- [What this task involves] Extract every entry word for word.

..........

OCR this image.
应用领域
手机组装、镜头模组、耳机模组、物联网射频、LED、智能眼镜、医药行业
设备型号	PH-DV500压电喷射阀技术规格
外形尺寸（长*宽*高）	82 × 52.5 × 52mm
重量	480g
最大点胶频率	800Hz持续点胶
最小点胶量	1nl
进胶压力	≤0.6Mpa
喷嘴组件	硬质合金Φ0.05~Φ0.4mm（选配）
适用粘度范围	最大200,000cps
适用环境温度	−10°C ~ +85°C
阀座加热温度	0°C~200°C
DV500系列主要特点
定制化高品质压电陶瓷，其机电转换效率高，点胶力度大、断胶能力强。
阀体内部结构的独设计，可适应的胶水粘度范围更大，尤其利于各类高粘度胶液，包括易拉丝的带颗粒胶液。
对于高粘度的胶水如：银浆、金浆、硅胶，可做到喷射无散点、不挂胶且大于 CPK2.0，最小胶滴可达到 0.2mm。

..........

- [In response]
OCR this image.
应用领域
手机组装、镜头模组、耳机模组、物联网射频、LED、智能眼镜、医药行业
设备型号	PH-DV500压电喷射阀技术规格
外形尺寸（长*宽*高）	82 × 52.5 × 52mm
重量	480g
最大点胶频率	800Hz持续点胶
最小点胶量	1nl
进胶压力	≤0.6Mpa
喷嘴组件	硬质合金Φ0.05~Φ0.4mm（选配）
适用粘度范围	最大200,000cps
适用环境温度	−10°C ~ +85°C
阀座加热温度	0°C~200°C
DV500系列主要特点
定制化高品质压电陶瓷，其机电转换效率高，点胶力度大、断胶能力强。
阀体内部结构的独设计，可适应的胶水粘度范围更大，尤其利于各类高粘度胶液，包括易拉丝的带颗粒胶液。
对于高粘度的胶水如：银浆、金浆、硅胶，可做到喷射无散点、不挂胶且大于 CPK2.0，最小胶滴可达到 0.2mm。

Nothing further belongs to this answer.